**Exercise**
Select the lines that hold the word "text" and copy each one.

-- Start Extracted records --

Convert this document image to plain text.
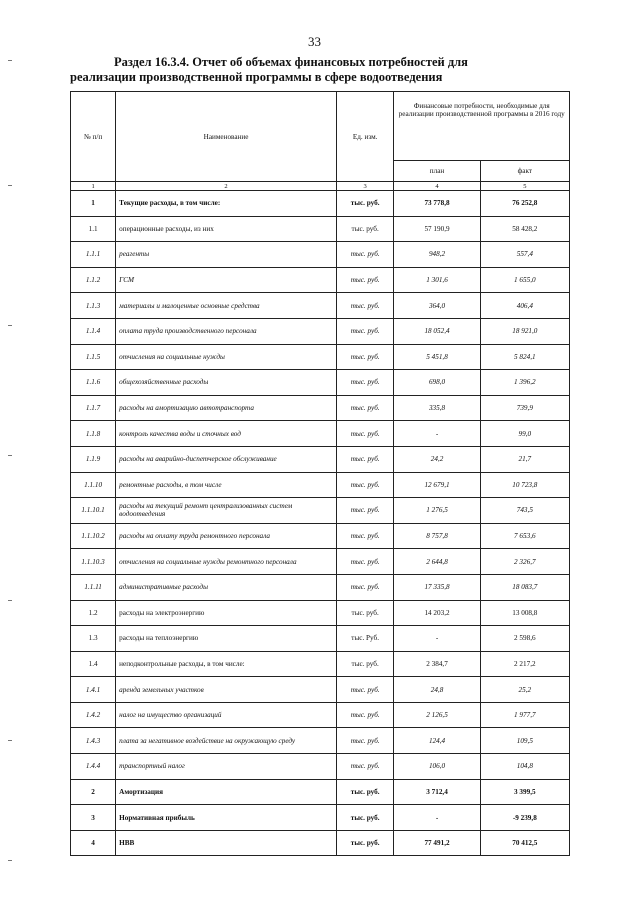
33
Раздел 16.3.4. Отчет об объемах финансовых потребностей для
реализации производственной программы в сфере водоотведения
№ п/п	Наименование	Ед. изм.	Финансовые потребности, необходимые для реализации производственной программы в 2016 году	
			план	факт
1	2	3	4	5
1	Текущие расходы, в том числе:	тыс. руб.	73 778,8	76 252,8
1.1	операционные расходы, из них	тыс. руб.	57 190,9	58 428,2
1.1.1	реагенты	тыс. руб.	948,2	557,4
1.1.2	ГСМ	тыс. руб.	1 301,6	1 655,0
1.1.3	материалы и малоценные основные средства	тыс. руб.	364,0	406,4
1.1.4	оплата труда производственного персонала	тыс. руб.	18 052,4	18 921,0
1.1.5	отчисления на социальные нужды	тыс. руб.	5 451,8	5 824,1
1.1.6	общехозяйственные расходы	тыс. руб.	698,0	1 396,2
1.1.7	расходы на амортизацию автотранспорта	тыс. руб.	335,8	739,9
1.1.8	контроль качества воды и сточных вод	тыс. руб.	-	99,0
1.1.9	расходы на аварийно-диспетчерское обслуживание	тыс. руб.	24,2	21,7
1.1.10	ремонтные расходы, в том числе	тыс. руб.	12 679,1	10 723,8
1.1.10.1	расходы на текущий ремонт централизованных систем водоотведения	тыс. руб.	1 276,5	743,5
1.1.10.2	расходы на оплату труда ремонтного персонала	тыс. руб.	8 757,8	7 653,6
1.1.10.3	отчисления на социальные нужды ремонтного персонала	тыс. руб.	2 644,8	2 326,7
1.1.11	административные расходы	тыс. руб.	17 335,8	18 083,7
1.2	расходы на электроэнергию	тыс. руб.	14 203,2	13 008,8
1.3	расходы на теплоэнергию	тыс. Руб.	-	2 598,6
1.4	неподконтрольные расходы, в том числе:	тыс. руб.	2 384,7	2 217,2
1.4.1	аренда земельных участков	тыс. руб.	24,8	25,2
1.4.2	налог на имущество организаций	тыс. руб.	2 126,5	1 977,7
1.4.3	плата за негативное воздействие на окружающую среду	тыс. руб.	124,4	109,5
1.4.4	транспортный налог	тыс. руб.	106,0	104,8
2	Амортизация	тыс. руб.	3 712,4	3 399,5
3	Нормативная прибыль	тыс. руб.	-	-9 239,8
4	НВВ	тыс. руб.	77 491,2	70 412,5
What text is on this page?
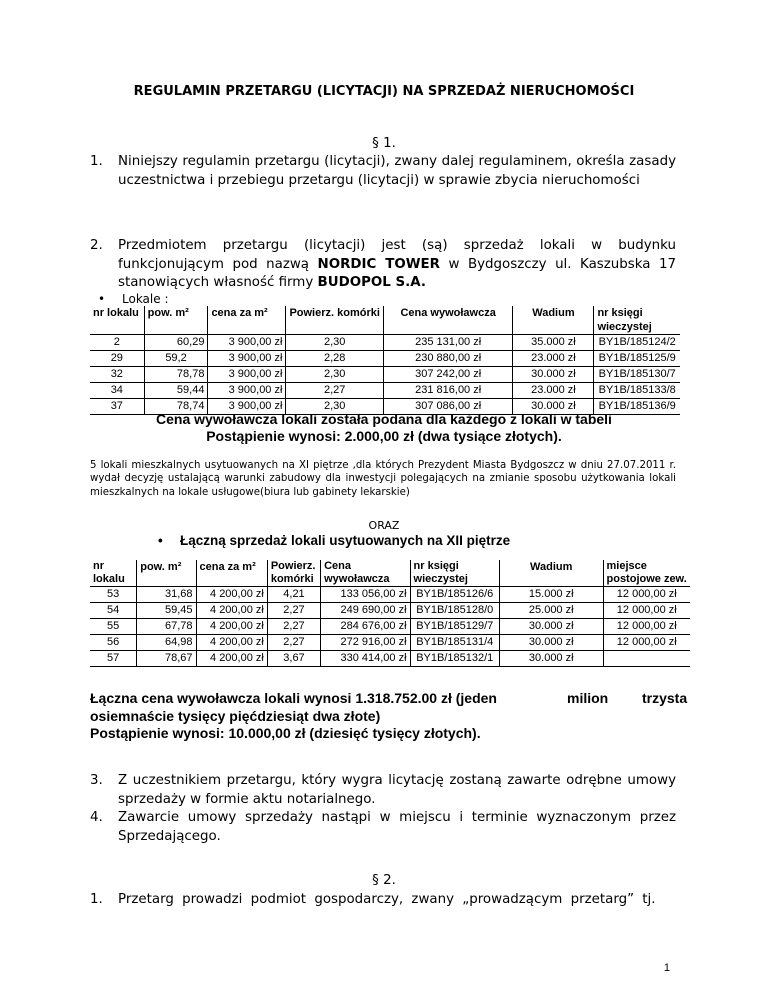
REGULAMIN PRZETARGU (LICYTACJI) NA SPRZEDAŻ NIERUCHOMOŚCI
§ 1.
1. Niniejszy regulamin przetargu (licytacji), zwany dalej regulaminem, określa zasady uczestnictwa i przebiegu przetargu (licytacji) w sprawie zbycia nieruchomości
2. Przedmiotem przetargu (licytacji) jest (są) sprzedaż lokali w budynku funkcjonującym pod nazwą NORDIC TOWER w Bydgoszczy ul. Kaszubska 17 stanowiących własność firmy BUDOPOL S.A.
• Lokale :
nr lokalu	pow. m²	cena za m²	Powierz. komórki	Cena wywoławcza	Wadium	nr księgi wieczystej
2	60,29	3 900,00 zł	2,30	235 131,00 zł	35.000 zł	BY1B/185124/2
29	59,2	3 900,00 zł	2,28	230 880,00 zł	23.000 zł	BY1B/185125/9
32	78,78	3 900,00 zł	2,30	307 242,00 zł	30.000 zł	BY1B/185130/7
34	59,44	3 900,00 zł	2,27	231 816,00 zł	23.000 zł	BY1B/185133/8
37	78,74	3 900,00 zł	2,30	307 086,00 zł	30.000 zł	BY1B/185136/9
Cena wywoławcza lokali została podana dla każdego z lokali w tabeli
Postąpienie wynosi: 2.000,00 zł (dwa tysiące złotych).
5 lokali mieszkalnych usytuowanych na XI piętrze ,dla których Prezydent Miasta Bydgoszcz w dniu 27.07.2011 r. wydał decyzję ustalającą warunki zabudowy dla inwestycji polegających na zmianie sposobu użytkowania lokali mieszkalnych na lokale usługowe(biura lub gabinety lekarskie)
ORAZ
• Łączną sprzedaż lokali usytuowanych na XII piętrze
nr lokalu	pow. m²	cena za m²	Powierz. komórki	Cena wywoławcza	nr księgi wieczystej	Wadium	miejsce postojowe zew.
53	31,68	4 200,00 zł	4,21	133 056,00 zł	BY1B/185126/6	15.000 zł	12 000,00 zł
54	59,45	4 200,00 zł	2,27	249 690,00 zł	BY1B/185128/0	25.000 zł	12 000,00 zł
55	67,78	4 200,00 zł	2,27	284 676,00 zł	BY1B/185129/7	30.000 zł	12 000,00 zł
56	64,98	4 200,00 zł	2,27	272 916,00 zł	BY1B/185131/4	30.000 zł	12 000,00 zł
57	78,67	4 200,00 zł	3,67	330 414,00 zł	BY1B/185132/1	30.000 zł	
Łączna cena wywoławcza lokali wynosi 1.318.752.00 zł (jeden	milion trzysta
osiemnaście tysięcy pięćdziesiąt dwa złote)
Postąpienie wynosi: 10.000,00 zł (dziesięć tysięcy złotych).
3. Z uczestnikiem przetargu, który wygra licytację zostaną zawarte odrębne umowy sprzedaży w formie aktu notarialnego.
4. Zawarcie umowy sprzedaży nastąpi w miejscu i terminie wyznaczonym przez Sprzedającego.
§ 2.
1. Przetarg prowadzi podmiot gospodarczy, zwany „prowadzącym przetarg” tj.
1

-- End Extracted records --

**Result**
Convert this document image to plain text.
What text is on this page?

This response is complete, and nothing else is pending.